- Data in this exercise:
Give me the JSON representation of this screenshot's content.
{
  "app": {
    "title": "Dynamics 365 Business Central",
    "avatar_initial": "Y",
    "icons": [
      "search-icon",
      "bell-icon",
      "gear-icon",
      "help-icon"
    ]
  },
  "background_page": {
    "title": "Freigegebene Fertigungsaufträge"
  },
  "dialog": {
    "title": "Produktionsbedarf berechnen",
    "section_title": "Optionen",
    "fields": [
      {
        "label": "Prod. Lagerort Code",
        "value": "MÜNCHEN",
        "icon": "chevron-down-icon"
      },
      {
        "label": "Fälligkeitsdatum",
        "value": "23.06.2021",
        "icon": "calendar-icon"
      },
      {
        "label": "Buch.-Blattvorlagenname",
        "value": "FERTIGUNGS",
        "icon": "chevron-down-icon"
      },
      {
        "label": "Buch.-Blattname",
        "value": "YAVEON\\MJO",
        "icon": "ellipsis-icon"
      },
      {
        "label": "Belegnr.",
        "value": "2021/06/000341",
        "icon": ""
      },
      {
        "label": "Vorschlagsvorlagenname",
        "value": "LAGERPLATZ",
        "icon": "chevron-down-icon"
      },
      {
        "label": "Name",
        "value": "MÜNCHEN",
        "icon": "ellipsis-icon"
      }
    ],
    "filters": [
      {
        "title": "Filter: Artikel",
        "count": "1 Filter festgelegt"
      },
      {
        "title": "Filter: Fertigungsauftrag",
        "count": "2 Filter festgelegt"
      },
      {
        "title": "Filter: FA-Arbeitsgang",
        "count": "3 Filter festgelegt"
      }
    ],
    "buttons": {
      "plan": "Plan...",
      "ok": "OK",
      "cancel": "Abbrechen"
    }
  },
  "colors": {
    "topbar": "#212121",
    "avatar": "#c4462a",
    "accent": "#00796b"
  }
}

- Problem details: Take the listing above and set it down exactly.

- Written solution:
Give me the JSON representation of this screenshot's content.
{
  "app": {
    "title": "Dynamics 365 Business Central",
    "avatar_initial": "Y",
    "icons": [
      "search-icon",
      "bell-icon",
      "gear-icon",
      "help-icon"
    ]
  },
  "background_page": {
    "title": "Freigegebene Fertigungsaufträge"
  },
  "dialog": {
    "title": "Produktionsbedarf berechnen",
    "section_title": "Optionen",
    "fields": [
      {
        "label": "Prod. Lagerort Code",
        "value": "MÜNCHEN",
        "icon": "chevron-down-icon"
      },
      {
        "label": "Fälligkeitsdatum",
        "value": "23.06.2021",
        "icon": "calendar-icon"
      },
      {
        "label": "Buch.-Blattvorlagenname",
        "value": "FERTIGUNGS",
        "icon": "chevron-down-icon"
      },
      {
        "label": "Buch.-Blattname",
        "value": "YAVEON\\MJO",
        "icon": "ellipsis-icon"
      },
      {
        "label": "Belegnr.",
        "value": "2021/06/000341",
        "icon": ""
      },
      {
        "label": "Vorschlagsvorlagenname",
        "value": "LAGERPLATZ",
        "icon": "chevron-down-icon"
      },
      {
        "label": "Name",
        "value": "MÜNCHEN",
        "icon": "ellipsis-icon"
      }
    ],
    "filters": [
      {
        "title": "Filter: Artikel",
        "count": "1 Filter festgelegt"
      },
      {
        "title": "Filter: Fertigungsauftrag",
        "count": "2 Filter festgelegt"
      },
      {
        "title": "Filter: FA-Arbeitsgang",
        "count": "3 Filter festgelegt"
      }
    ],
    "buttons": {
      "plan": "Plan...",
      "ok": "OK",
      "cancel": "Abbrechen"
    }
  },
  "colors": {
    "topbar": "#212121",
    "avatar": "#c4462a",
    "accent": "#00796b"
  }
}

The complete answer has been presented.